In the listing below, locate the lines bearing the word "content". Copy every one of them.

(Dataset records)

◆ ◆ ◆ ◆ ◆

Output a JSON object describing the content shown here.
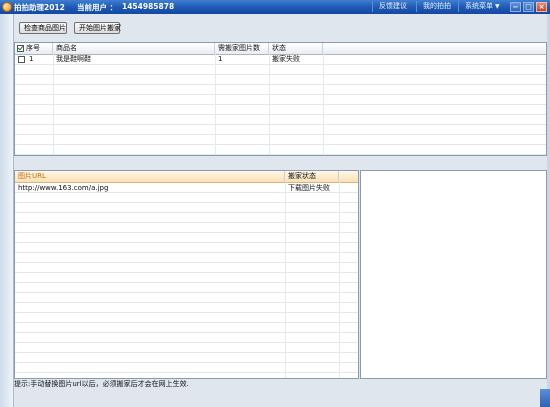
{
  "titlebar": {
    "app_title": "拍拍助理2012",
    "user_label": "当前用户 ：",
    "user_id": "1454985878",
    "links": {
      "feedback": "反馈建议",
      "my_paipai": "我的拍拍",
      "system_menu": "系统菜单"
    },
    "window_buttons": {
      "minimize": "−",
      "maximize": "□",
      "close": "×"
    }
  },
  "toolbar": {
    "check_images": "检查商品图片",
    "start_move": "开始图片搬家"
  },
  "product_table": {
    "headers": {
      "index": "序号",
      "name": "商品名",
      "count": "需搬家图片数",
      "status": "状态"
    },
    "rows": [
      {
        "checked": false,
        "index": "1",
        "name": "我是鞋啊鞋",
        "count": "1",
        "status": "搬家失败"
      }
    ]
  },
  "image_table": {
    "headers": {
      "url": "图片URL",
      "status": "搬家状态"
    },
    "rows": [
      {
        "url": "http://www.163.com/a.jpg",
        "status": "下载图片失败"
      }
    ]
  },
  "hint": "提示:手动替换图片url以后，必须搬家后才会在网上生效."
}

◆ ◆ ◆ ◆ ◆

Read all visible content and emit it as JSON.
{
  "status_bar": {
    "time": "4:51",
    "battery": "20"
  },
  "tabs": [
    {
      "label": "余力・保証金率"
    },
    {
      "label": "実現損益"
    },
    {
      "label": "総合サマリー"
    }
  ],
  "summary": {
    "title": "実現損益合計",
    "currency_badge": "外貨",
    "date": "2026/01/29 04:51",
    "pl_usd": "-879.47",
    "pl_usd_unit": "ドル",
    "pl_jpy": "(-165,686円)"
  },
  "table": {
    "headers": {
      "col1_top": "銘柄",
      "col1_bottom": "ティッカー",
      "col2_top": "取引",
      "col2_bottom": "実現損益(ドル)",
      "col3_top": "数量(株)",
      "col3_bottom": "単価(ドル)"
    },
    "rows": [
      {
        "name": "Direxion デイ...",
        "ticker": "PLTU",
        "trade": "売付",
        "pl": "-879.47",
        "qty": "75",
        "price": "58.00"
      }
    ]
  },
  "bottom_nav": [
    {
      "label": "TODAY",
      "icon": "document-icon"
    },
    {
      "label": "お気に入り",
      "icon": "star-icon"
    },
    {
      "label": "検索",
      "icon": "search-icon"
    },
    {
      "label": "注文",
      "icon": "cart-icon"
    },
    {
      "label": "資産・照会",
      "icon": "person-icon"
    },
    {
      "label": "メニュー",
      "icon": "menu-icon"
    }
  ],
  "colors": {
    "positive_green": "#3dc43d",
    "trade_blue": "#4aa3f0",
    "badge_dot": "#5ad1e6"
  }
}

◆ ◆ ◆ ◆ ◆

Output for this exercise:
Output a JSON object describing the content shown here.
Read all visible content and emit it as JSON.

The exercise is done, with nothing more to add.